Abdurrahman Dilipak

Abdurrahman Dilipak

Kahraman taksici UBER’e karşı

Kahraman taksici UBER’e karşı

Yoo, hayır, bu akılla bu mücadeleyi kazanamazsınız. Her UBER şoförüne attığınız yumruk, daha şiddetli olarak size döner, ama bunu görmezsiniz. Dövdüğünüz şoför sizin komşunuzdur.. Her UBER aracına verdiğiniz zararın faturası, sizin sigorta primlerinden ödenir.. Unutmayın keskin sirke küpüne zarar verir.

Sahi siz niye New York’ta, Berlin’de, Londra’da, Paris’te şirket kurup taksicilik yapmıyorsunuz? Ya da oralarda taksicilik yapanlara İslamofobik faşistlerin saldırmaları karşısında ne hissedersiniz?

Görev 1
Lütfen kayıtların en başındaki satırdan başlayıp "sudoku-cell[interactable]: 2 (54, 52, 110, 107)" ifadesini içeren satıra kadar giden satırları, iki uçtaki satırlar da dahil olmak üzere aynen tekrarlayın.

Girdi

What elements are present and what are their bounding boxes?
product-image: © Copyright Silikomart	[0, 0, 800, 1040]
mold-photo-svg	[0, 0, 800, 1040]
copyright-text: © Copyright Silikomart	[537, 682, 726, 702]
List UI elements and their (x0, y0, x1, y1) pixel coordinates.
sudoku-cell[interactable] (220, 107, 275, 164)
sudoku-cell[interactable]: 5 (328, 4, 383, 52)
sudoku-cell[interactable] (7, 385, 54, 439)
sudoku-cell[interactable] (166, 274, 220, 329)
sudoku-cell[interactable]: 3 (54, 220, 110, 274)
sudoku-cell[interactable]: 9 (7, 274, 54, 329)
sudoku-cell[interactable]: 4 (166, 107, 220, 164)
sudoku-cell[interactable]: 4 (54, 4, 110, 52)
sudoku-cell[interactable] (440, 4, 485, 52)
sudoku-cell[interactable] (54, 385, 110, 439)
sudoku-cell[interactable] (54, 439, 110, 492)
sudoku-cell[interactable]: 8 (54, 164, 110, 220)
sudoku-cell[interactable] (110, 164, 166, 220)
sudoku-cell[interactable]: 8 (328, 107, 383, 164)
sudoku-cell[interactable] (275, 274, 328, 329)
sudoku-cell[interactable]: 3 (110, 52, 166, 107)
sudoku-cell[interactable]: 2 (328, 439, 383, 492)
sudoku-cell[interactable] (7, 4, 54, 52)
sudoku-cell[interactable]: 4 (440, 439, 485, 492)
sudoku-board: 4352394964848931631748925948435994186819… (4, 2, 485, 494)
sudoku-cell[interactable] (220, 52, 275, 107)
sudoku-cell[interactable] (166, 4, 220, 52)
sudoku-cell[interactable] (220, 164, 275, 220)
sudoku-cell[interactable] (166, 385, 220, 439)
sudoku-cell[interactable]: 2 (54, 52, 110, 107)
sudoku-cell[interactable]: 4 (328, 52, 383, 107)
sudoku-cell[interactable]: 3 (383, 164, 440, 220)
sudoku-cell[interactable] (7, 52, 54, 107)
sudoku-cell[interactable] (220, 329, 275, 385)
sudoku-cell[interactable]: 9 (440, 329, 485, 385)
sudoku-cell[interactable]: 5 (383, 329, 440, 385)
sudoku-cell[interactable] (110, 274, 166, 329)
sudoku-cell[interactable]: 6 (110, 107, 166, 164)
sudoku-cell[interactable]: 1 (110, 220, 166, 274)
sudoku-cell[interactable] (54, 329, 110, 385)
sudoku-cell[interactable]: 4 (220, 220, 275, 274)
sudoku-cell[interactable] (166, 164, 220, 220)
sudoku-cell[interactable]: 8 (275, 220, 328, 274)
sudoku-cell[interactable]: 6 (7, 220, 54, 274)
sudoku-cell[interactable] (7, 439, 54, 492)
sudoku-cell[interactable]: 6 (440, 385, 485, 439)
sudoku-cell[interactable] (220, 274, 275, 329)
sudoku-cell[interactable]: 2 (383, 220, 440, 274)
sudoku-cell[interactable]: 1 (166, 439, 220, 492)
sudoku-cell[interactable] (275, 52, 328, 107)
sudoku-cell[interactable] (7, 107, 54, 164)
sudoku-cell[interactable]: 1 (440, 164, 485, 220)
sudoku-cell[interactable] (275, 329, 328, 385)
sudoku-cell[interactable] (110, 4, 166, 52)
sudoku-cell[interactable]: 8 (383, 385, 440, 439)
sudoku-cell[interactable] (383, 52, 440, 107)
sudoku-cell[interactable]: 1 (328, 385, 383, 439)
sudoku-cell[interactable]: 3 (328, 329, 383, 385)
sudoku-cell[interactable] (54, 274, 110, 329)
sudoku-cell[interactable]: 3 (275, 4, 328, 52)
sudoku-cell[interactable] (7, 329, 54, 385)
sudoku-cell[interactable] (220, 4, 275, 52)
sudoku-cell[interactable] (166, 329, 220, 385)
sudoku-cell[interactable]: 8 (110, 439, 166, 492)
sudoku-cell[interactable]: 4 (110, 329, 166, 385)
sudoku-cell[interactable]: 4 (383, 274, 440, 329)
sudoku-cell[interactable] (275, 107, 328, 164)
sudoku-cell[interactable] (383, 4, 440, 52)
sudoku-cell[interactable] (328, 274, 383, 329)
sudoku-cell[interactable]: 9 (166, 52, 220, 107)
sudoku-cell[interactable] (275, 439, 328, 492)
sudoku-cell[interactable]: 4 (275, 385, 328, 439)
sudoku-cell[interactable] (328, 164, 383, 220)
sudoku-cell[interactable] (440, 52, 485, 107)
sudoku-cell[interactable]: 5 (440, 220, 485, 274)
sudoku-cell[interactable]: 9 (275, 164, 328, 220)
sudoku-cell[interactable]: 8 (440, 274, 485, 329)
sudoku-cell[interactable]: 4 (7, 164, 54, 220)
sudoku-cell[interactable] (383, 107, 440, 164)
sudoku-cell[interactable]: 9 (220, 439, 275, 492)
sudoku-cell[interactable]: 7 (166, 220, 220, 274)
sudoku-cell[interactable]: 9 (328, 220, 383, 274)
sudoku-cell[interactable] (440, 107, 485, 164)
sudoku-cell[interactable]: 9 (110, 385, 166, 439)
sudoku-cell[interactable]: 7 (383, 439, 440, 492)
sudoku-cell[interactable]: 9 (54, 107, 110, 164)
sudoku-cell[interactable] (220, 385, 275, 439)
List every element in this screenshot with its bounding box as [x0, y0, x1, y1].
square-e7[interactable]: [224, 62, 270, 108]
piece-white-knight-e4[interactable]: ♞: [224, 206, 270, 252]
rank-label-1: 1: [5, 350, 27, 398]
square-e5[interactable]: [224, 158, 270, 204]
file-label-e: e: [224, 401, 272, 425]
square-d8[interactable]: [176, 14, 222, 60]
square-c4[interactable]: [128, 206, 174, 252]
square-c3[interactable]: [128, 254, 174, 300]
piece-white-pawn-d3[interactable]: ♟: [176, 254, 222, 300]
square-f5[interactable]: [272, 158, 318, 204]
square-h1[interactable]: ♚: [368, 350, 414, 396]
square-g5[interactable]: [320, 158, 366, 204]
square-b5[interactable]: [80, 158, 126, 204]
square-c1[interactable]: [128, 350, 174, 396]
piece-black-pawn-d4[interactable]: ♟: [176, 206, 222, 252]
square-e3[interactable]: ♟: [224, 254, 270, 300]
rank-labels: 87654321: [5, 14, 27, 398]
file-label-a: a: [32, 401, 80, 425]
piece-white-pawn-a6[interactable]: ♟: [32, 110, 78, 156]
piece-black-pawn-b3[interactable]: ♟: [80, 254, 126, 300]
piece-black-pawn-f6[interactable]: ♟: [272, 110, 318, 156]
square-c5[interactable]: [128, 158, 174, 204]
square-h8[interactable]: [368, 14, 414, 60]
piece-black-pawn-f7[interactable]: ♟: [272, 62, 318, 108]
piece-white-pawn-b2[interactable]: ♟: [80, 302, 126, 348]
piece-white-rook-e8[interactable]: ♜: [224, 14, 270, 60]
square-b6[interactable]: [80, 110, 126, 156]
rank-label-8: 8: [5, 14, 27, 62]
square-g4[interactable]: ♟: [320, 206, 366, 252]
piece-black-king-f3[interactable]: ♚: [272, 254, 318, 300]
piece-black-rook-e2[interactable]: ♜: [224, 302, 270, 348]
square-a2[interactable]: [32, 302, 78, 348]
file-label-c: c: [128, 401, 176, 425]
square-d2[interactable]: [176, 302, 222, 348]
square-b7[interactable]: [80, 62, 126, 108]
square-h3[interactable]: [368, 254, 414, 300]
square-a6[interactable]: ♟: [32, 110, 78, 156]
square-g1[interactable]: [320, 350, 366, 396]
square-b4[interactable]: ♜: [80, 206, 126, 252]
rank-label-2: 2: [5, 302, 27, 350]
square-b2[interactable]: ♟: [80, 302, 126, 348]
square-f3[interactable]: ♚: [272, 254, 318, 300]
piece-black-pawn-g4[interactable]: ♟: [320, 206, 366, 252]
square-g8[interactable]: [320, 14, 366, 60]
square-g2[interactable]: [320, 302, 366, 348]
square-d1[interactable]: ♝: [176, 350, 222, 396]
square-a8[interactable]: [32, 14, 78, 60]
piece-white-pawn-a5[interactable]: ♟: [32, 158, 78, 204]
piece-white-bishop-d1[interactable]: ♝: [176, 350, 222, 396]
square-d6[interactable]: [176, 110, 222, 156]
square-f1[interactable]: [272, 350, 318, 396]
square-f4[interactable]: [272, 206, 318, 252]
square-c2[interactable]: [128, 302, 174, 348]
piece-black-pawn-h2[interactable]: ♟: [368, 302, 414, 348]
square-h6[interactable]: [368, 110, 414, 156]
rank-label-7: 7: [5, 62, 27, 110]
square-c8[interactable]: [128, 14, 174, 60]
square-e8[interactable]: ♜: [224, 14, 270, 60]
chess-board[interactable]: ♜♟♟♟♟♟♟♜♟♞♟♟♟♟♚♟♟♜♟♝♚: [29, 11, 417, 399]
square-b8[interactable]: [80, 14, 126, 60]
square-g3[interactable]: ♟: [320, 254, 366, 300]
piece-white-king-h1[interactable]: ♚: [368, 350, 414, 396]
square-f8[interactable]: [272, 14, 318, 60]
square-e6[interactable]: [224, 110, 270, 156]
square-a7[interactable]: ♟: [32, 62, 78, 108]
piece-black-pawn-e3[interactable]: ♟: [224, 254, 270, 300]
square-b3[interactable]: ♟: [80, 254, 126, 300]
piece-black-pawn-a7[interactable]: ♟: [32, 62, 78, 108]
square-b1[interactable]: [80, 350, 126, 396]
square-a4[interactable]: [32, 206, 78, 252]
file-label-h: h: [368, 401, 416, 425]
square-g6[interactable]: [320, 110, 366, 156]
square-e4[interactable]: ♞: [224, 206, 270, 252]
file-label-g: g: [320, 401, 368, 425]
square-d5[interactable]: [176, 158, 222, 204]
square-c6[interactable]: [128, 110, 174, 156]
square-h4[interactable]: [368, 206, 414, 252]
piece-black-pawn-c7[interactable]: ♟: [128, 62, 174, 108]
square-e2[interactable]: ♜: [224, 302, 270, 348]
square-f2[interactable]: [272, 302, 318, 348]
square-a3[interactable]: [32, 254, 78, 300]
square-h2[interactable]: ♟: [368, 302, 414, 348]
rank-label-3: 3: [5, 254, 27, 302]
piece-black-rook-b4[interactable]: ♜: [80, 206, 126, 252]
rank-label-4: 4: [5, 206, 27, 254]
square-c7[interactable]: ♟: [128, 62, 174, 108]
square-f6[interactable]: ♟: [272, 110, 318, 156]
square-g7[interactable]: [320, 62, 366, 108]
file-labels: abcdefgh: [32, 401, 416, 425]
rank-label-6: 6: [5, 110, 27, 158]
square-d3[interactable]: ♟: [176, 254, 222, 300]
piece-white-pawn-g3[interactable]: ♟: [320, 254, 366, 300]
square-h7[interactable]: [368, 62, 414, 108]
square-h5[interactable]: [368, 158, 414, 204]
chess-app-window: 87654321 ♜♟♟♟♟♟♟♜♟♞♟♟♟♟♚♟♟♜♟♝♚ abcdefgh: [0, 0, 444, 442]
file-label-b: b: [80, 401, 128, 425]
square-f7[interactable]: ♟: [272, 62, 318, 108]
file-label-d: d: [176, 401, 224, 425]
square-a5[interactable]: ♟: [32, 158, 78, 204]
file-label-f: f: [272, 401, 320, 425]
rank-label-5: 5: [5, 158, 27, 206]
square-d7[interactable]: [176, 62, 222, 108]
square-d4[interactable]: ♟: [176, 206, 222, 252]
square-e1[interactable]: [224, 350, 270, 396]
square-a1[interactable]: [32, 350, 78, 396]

Görev 2
UBER şoförleri hakkındaki yazıdan "Sahi siz niye" ile başlayıp "karşısında ne hissedersiniz?" ile biten bölümü harfi harfine yazıya geçirin.

Yanıt 1
What elements are present and what are their bounding boxes?
product-image: © Copyright Silikomart	[0, 0, 800, 1040]
mold-photo-svg	[0, 0, 800, 1040]
copyright-text: © Copyright Silikomart	[537, 682, 726, 702]
List UI elements and their (x0, y0, x1, y1) pixel coordinates.
sudoku-cell[interactable] (220, 107, 275, 164)
sudoku-cell[interactable]: 5 (328, 4, 383, 52)
sudoku-cell[interactable] (7, 385, 54, 439)
sudoku-cell[interactable] (166, 274, 220, 329)
sudoku-cell[interactable]: 3 (54, 220, 110, 274)
sudoku-cell[interactable]: 9 (7, 274, 54, 329)
sudoku-cell[interactable]: 4 (166, 107, 220, 164)
sudoku-cell[interactable]: 4 (54, 4, 110, 52)
sudoku-cell[interactable] (440, 4, 485, 52)
sudoku-cell[interactable] (54, 385, 110, 439)
sudoku-cell[interactable] (54, 439, 110, 492)
sudoku-cell[interactable]: 8 (54, 164, 110, 220)
sudoku-cell[interactable] (110, 164, 166, 220)
sudoku-cell[interactable]: 8 (328, 107, 383, 164)
sudoku-cell[interactable] (275, 274, 328, 329)
sudoku-cell[interactable]: 3 (110, 52, 166, 107)
sudoku-cell[interactable]: 2 (328, 439, 383, 492)
sudoku-cell[interactable] (7, 4, 54, 52)
sudoku-cell[interactable]: 4 (440, 439, 485, 492)
sudoku-board: 4352394964848931631748925948435994186819… (4, 2, 485, 494)
sudoku-cell[interactable] (220, 52, 275, 107)
sudoku-cell[interactable] (166, 4, 220, 52)
sudoku-cell[interactable] (220, 164, 275, 220)
sudoku-cell[interactable] (166, 385, 220, 439)
sudoku-cell[interactable]: 2 (54, 52, 110, 107)

Yanıt 2
Sahi siz niye New York’ta, Berlin’de, Londra’da, Paris’te şirket kurup taksicilik yapmıyorsunuz? Ya da oralarda taksicilik yapanlara İslamofobik faşistlerin saldırmaları karşısında ne hissedersiniz?